Filter the entries, keeping every line with the word "SAMSUNG".

(Data records)
────────
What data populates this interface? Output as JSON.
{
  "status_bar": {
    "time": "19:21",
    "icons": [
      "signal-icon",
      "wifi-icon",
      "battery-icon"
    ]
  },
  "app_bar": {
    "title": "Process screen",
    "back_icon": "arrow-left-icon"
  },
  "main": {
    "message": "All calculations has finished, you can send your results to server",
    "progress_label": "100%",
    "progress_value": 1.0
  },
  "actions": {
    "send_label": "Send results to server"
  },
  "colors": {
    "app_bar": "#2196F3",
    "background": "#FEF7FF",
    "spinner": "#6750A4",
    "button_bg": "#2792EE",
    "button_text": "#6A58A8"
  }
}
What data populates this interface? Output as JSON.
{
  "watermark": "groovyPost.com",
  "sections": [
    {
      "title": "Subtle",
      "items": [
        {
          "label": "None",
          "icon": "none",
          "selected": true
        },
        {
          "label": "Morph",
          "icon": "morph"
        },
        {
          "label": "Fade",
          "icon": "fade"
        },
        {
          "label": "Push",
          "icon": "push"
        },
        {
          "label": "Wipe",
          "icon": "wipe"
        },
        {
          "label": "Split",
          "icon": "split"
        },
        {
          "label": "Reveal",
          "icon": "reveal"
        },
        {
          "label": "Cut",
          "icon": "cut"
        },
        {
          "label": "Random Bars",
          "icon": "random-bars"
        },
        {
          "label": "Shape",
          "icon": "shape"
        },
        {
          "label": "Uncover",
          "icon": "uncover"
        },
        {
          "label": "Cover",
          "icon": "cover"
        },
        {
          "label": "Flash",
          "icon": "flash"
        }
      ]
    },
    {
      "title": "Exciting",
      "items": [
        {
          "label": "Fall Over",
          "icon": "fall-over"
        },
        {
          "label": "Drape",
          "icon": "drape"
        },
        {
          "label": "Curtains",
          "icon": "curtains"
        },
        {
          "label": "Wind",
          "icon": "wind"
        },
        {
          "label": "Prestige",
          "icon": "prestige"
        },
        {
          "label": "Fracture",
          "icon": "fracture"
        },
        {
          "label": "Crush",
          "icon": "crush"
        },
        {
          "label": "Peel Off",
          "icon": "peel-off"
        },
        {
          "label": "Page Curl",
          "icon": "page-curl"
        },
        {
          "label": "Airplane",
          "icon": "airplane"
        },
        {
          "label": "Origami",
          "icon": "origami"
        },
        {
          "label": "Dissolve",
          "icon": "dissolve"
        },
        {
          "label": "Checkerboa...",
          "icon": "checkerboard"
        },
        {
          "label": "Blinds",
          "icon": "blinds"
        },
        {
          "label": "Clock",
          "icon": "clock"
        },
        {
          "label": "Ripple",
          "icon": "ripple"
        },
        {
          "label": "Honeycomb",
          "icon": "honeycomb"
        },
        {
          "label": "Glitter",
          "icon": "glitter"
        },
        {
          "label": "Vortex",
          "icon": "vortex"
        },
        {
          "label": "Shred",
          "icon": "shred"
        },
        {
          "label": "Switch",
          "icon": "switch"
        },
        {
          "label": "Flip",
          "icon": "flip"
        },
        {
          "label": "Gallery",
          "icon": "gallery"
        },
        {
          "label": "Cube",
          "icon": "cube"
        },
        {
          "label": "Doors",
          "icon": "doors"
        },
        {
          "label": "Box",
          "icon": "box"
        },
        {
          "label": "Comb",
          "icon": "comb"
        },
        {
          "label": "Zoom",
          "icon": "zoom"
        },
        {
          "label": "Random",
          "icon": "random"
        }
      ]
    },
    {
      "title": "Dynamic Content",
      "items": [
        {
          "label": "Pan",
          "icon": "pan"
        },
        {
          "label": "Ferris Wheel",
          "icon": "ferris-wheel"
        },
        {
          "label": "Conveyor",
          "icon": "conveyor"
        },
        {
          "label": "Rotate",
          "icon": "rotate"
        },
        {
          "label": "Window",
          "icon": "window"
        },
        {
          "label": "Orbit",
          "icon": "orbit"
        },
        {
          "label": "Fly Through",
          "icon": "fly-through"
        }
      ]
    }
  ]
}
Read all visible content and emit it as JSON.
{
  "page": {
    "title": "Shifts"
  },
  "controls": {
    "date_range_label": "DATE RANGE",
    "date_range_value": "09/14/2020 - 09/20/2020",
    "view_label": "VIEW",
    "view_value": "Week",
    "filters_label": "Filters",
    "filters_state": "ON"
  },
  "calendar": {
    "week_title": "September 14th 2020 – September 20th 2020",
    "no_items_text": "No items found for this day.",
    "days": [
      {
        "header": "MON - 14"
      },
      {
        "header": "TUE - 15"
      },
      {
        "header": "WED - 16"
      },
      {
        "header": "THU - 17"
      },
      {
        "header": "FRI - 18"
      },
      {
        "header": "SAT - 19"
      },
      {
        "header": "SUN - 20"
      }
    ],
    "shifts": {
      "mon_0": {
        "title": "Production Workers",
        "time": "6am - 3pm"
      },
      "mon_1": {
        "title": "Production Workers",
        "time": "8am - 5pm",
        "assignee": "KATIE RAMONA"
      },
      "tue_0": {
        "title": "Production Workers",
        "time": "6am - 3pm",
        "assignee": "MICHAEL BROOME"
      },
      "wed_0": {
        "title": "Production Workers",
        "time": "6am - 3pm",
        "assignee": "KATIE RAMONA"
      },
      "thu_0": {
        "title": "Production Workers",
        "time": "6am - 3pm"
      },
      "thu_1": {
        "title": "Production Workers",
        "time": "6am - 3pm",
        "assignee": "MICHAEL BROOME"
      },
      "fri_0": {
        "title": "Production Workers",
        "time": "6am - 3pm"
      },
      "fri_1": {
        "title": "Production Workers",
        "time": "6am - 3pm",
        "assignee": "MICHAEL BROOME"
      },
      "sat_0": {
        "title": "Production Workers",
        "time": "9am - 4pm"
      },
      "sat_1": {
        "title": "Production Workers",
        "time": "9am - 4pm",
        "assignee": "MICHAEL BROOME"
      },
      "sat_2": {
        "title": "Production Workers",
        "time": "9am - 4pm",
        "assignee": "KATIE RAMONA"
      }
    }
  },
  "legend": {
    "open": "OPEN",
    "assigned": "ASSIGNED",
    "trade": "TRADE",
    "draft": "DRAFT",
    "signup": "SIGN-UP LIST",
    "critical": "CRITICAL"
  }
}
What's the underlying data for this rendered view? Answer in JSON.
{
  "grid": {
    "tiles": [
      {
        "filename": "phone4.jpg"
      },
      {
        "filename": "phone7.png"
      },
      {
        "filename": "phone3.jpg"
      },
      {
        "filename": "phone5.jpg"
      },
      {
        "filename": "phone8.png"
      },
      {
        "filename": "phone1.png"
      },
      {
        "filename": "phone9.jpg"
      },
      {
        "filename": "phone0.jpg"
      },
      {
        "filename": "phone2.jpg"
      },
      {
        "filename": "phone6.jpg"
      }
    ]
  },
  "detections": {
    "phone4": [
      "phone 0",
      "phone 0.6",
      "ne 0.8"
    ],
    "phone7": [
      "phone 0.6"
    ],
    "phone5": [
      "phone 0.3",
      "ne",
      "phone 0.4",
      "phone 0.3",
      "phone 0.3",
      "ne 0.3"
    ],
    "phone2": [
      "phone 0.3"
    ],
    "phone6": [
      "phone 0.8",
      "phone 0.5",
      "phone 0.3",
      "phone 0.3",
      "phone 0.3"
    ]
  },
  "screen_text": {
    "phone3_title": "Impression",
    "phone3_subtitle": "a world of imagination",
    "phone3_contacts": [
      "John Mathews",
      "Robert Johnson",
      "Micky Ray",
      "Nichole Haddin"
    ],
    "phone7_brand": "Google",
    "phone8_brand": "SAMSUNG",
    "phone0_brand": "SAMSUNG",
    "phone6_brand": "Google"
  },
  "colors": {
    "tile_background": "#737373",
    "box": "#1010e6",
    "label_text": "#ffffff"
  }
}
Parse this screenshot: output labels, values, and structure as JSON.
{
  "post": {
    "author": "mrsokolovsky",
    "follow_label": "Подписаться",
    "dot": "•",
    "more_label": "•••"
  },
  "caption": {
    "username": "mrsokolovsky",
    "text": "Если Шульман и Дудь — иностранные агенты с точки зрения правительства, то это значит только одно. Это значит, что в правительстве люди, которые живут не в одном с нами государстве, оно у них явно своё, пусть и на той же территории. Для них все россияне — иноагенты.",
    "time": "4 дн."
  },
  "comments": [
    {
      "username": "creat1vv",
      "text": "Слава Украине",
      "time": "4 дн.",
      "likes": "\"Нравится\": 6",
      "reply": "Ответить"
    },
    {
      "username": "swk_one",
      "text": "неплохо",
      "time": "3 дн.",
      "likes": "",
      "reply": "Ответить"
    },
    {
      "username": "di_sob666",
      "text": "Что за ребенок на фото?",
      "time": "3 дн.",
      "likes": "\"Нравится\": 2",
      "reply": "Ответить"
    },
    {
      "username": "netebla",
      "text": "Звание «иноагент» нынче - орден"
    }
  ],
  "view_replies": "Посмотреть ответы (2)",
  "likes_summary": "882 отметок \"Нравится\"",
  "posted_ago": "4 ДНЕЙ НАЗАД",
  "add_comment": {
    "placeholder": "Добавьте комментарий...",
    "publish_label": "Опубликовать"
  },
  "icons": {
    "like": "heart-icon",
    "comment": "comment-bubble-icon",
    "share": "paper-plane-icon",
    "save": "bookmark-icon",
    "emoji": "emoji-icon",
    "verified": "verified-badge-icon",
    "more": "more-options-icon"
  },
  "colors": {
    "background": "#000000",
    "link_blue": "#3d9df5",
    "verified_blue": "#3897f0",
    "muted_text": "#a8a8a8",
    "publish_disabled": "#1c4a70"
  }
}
────────
* ANSWER TO THIS EXERCISE *
    "phone8_brand": "SAMSUNG",
    "phone0_brand": "SAMSUNG",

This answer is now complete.